> _Exercise aim_
Pick out every line in the material below that contains the string "bbox", and copy each one.

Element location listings
● ● ● ● ●

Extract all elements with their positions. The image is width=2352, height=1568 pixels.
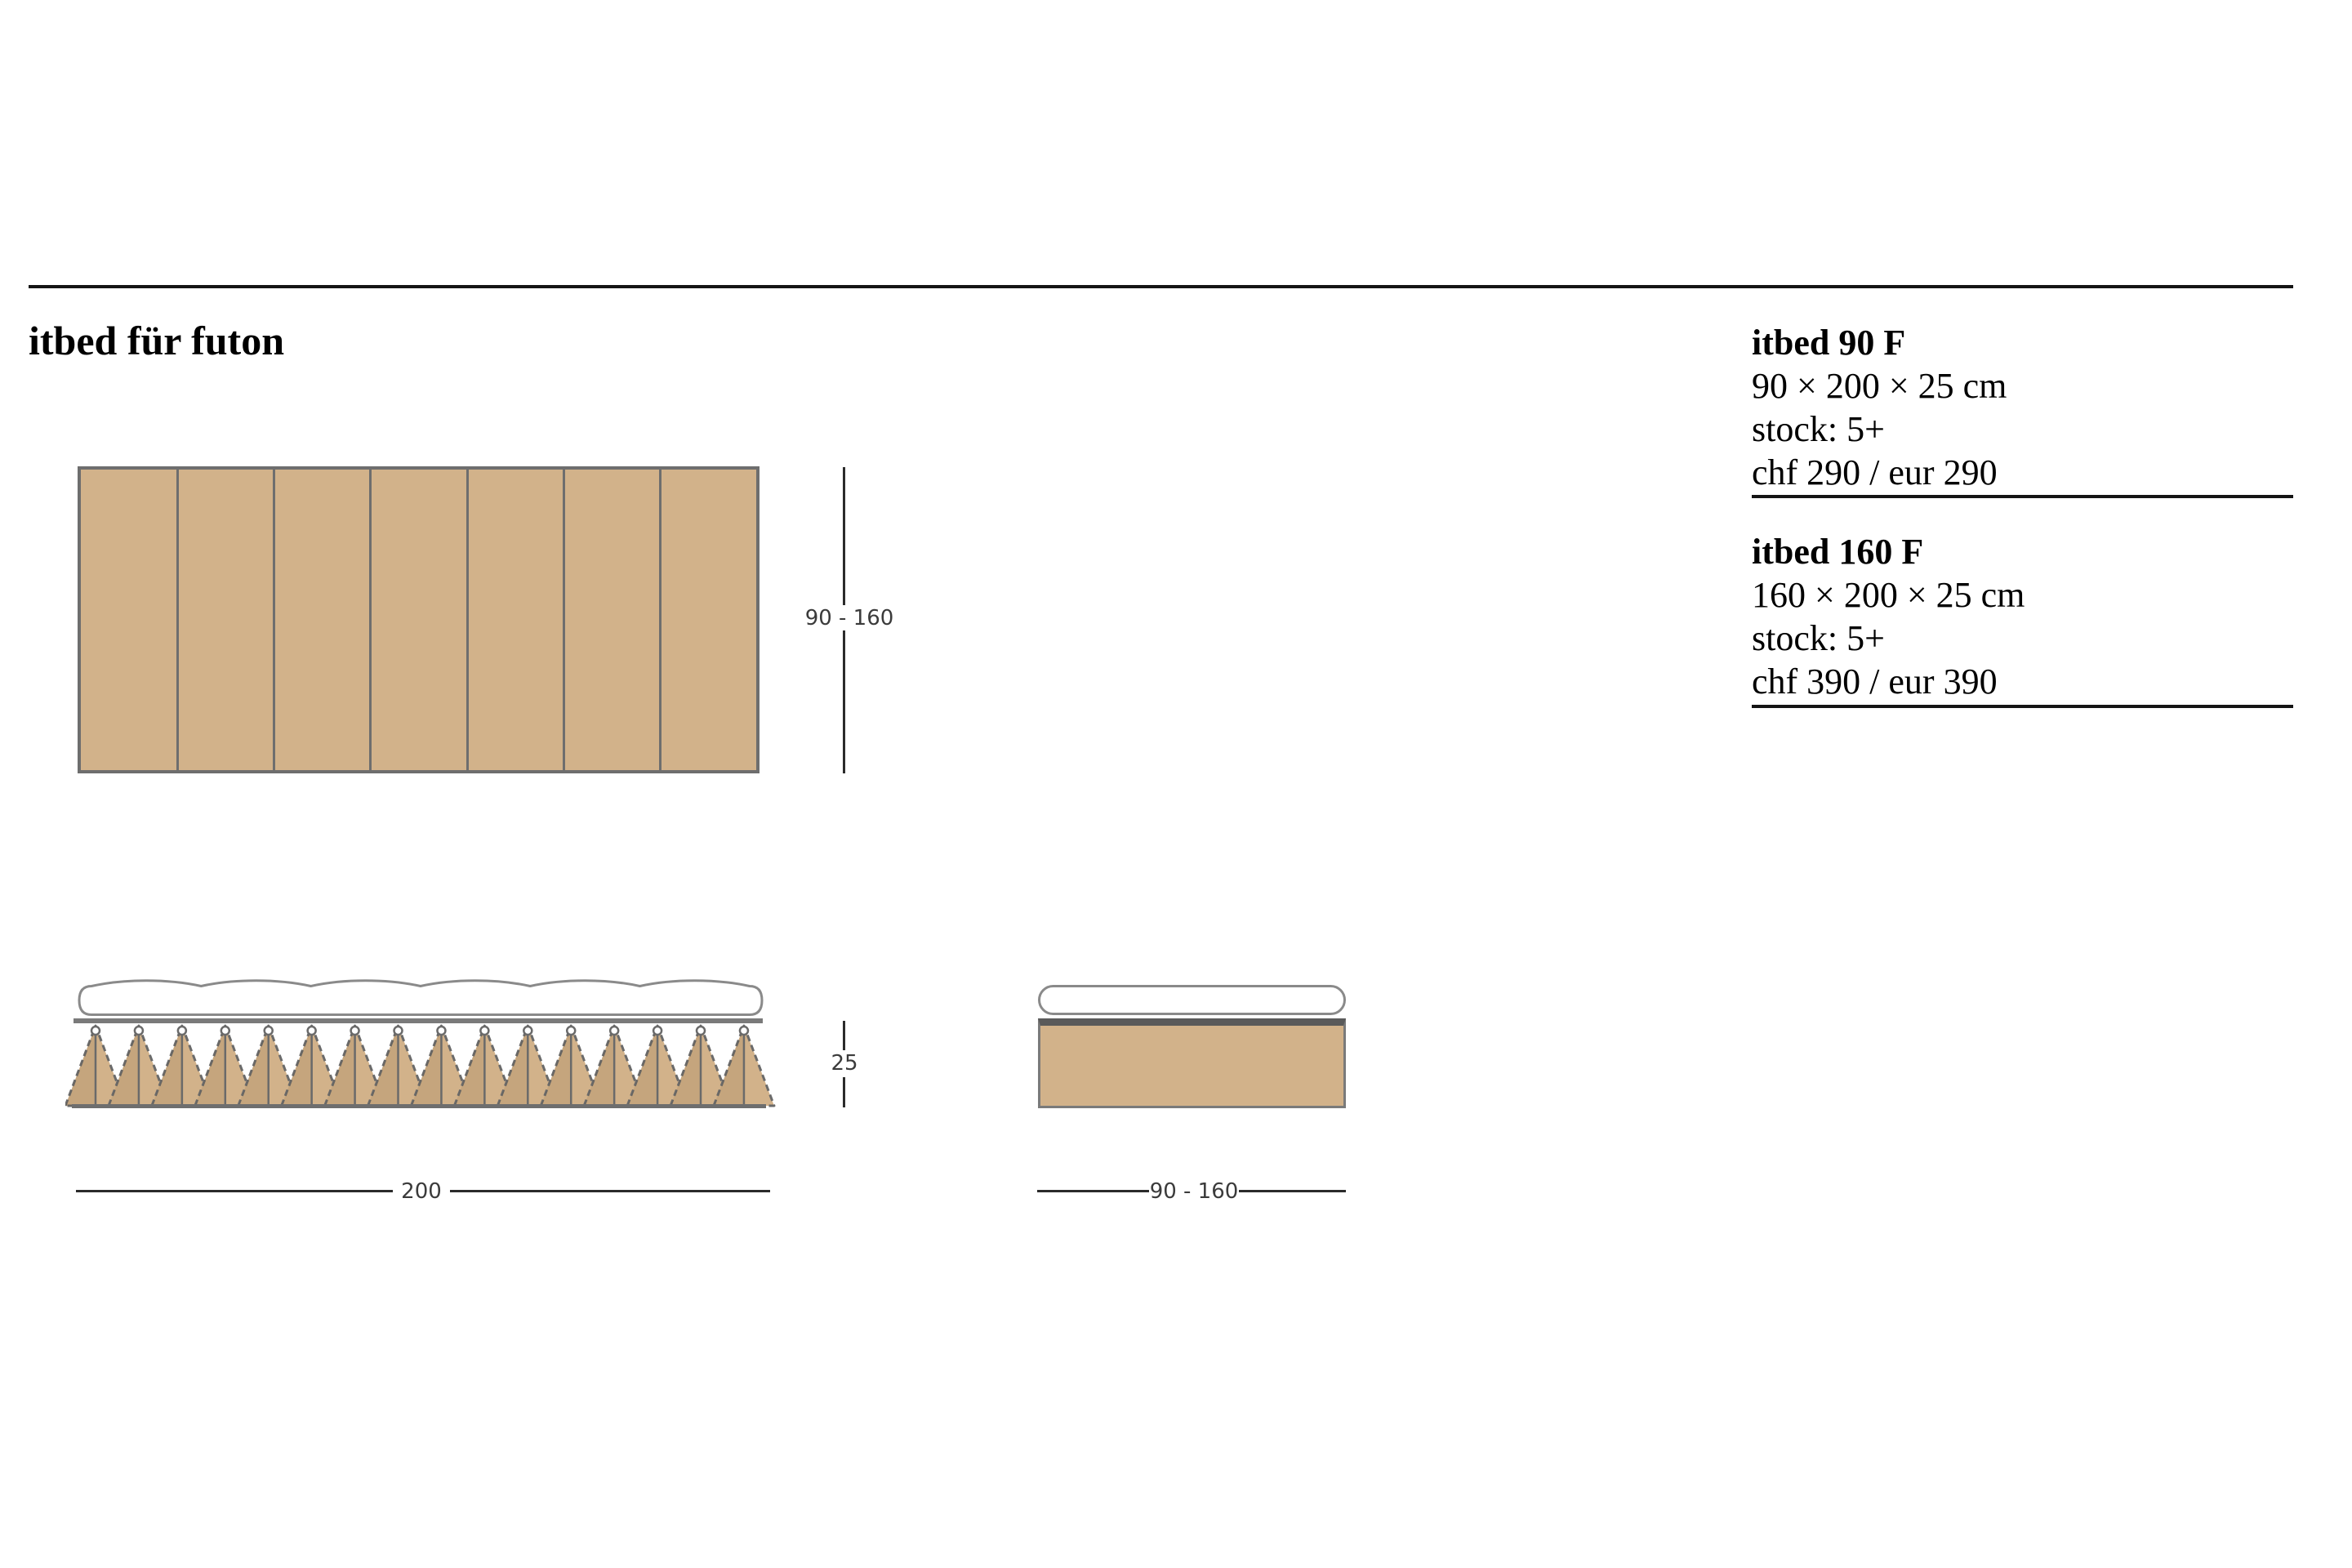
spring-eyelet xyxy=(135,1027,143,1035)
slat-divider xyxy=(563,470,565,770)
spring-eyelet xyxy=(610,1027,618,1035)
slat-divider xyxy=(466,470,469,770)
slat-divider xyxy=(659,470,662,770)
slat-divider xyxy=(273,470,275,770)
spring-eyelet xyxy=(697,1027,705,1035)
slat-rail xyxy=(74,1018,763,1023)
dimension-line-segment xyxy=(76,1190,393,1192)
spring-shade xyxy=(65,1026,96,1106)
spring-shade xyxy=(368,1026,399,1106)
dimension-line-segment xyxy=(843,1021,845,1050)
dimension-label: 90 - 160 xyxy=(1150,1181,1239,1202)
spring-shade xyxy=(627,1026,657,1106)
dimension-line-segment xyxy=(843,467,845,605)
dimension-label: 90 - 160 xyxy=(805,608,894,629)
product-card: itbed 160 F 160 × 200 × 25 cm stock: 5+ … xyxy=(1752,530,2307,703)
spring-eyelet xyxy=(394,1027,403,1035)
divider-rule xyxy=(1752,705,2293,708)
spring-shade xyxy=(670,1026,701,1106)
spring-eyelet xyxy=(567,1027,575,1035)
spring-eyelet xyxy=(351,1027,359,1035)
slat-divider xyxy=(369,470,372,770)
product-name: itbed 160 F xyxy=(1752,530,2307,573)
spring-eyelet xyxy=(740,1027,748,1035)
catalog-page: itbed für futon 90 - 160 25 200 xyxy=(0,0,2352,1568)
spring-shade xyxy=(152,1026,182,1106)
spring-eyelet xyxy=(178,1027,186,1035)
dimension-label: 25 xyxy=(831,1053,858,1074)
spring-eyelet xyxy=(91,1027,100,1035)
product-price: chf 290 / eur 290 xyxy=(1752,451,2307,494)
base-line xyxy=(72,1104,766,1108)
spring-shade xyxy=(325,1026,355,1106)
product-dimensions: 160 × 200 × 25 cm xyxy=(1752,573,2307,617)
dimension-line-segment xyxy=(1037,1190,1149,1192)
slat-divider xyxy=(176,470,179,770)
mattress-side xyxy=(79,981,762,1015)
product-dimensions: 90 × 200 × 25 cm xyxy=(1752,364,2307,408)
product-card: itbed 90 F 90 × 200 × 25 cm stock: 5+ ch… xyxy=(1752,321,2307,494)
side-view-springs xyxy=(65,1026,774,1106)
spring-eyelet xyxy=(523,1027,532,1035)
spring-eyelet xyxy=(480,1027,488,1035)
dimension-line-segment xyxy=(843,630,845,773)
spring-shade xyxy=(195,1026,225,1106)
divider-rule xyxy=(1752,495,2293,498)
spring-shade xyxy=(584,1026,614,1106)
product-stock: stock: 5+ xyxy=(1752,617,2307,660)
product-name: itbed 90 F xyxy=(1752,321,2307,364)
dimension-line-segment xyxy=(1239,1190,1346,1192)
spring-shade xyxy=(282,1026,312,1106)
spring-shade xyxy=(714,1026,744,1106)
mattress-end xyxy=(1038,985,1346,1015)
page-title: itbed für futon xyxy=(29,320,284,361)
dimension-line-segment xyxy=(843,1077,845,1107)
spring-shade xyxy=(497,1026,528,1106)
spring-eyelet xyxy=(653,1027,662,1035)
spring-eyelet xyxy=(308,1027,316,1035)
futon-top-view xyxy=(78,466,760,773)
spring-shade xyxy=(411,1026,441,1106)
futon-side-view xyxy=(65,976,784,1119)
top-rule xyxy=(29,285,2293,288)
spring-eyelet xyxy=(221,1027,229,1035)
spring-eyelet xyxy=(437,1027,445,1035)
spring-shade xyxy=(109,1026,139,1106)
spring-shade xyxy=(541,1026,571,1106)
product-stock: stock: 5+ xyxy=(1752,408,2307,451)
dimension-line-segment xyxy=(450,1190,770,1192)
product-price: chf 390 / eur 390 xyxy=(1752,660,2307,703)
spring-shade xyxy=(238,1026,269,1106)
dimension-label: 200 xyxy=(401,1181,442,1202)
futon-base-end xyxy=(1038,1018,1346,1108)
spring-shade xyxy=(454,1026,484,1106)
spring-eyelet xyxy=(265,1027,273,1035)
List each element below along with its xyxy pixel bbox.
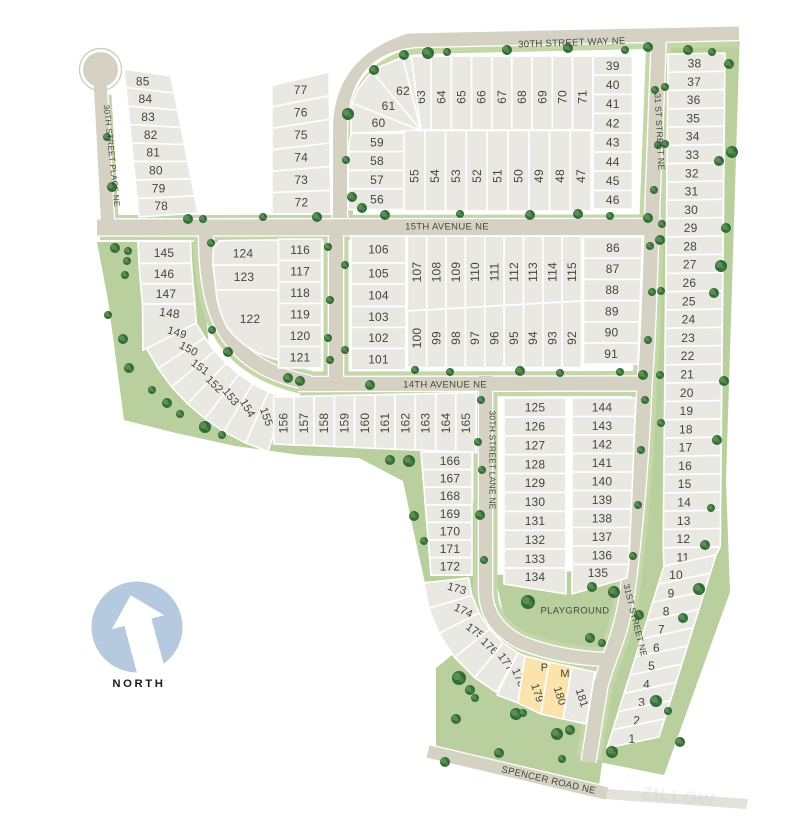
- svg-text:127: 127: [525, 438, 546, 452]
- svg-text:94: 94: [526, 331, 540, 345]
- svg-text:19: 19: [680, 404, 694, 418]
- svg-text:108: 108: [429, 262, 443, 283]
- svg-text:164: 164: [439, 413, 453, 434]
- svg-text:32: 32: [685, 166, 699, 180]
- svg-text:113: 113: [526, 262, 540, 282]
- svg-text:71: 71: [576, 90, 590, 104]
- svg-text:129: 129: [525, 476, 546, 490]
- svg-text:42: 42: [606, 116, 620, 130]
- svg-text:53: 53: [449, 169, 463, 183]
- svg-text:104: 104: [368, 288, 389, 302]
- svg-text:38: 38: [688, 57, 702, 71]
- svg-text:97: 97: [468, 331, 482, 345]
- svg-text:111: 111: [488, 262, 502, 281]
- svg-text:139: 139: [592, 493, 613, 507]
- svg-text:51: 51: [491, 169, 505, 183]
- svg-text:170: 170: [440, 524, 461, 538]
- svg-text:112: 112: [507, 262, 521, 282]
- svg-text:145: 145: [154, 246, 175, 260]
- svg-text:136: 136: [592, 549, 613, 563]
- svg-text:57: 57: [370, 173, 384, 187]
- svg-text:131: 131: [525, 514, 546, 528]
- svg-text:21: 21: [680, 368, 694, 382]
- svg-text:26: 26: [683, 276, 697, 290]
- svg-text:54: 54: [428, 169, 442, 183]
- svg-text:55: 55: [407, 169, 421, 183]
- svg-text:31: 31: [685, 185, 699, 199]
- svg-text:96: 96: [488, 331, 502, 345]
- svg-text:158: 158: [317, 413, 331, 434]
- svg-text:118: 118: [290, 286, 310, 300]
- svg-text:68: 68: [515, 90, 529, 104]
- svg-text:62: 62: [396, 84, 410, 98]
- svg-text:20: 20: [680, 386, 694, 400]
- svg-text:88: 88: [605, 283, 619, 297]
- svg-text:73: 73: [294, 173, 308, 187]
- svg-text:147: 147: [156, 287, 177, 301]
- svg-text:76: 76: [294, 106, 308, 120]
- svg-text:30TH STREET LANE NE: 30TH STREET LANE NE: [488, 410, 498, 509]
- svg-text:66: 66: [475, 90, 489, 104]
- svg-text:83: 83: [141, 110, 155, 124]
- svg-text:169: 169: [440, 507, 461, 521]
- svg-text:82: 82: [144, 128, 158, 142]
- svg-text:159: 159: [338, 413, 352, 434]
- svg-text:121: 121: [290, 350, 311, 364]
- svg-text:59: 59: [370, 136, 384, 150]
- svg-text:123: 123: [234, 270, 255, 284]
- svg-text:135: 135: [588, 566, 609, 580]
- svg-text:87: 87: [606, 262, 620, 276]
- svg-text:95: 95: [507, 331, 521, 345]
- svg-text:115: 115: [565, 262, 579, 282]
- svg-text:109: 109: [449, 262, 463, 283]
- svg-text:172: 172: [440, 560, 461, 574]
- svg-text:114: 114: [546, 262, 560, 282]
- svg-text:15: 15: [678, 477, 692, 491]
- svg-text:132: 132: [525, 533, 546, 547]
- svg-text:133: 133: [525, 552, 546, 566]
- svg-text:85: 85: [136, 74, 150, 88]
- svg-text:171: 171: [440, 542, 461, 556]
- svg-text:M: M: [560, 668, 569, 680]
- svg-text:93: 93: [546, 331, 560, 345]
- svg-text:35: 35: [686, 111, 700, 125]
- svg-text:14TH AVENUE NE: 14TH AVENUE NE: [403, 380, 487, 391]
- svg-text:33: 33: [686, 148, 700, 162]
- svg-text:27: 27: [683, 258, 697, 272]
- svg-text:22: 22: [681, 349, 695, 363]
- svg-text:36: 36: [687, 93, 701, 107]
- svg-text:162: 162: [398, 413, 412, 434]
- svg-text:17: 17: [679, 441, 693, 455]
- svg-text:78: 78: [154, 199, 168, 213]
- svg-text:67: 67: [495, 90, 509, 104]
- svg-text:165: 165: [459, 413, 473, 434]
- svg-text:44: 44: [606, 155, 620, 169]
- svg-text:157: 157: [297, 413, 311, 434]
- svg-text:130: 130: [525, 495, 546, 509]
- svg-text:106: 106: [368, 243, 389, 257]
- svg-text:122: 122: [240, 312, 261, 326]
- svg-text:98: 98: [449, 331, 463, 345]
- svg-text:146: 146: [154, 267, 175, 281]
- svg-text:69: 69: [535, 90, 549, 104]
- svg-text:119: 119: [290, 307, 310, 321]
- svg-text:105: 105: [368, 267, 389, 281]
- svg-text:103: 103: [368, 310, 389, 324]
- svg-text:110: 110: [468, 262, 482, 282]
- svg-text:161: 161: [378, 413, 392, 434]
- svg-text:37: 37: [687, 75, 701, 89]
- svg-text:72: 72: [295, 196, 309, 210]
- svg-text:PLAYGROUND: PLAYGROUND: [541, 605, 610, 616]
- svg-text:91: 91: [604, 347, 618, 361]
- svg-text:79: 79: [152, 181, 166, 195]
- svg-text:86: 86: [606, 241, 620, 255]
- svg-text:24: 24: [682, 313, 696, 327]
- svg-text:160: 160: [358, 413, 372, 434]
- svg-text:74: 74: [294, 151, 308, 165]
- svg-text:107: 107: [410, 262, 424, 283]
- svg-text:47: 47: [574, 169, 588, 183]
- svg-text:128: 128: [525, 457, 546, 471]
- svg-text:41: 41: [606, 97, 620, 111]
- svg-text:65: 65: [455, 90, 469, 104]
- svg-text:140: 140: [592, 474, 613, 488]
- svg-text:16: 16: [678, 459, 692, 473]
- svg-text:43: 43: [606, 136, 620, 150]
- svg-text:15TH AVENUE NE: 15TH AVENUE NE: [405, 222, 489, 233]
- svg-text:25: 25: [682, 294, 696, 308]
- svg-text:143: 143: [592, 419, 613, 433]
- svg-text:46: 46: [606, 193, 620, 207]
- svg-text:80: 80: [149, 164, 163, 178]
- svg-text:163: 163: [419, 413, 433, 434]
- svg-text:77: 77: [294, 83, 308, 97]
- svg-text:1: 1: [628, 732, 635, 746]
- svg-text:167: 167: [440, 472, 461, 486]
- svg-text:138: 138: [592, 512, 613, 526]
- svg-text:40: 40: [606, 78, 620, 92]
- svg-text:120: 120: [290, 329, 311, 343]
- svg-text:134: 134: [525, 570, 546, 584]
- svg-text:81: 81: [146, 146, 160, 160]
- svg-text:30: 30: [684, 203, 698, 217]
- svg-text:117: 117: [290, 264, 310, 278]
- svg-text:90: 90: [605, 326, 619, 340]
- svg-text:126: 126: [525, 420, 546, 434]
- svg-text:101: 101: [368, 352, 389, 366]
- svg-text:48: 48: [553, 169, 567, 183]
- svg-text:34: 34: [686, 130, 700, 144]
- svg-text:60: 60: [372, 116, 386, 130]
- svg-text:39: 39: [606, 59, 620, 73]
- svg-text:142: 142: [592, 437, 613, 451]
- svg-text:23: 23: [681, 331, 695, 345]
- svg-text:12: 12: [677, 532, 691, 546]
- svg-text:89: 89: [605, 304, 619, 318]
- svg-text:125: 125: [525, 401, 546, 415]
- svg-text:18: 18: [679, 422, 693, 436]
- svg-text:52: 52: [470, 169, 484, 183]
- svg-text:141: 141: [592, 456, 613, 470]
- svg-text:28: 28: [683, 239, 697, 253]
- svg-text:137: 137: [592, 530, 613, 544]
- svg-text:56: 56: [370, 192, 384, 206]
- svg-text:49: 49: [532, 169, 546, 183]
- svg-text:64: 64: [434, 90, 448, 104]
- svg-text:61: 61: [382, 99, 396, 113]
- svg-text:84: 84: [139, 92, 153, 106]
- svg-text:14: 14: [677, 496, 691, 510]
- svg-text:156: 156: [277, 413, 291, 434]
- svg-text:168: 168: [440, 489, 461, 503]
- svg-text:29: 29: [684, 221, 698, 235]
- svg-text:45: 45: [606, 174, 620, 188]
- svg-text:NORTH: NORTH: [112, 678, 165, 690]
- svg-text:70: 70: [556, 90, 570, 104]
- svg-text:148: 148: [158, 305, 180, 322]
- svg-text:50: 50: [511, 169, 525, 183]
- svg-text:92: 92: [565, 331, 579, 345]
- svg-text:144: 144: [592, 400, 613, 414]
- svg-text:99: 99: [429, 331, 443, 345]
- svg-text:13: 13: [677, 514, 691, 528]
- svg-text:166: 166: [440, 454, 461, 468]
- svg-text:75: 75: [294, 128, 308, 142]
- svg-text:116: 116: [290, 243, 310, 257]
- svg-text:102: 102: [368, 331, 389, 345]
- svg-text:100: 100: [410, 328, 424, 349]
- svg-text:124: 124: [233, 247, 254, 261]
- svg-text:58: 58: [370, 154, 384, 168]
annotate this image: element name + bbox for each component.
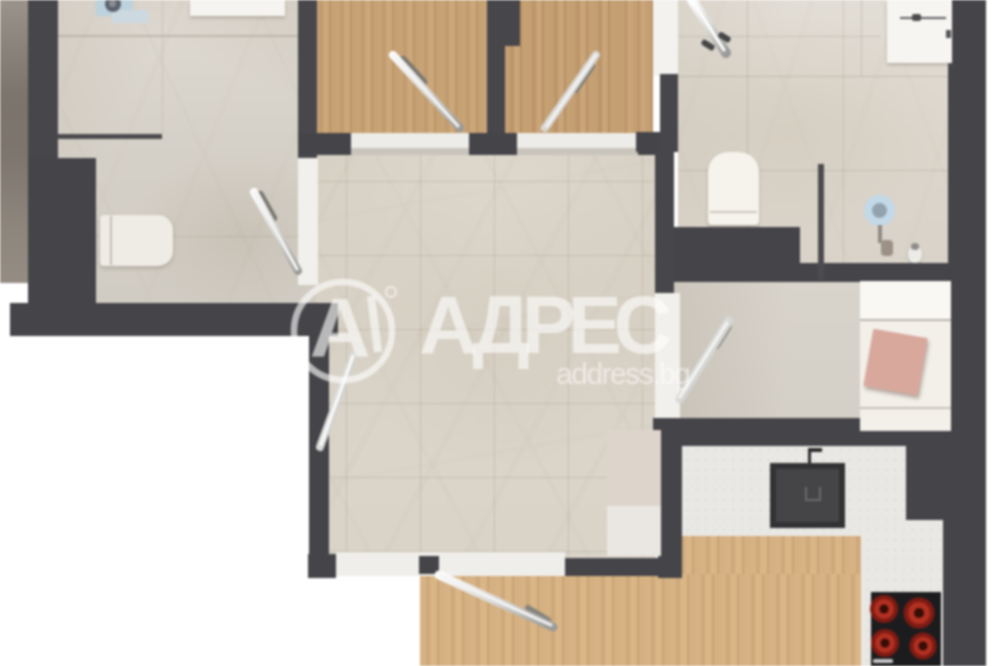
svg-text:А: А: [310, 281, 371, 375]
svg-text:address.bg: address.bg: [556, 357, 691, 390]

● ● ● ● ●

> _Correct output_
List each element below along with its xyxy pixel bbox.
annotate this image: element name + bbox for each component.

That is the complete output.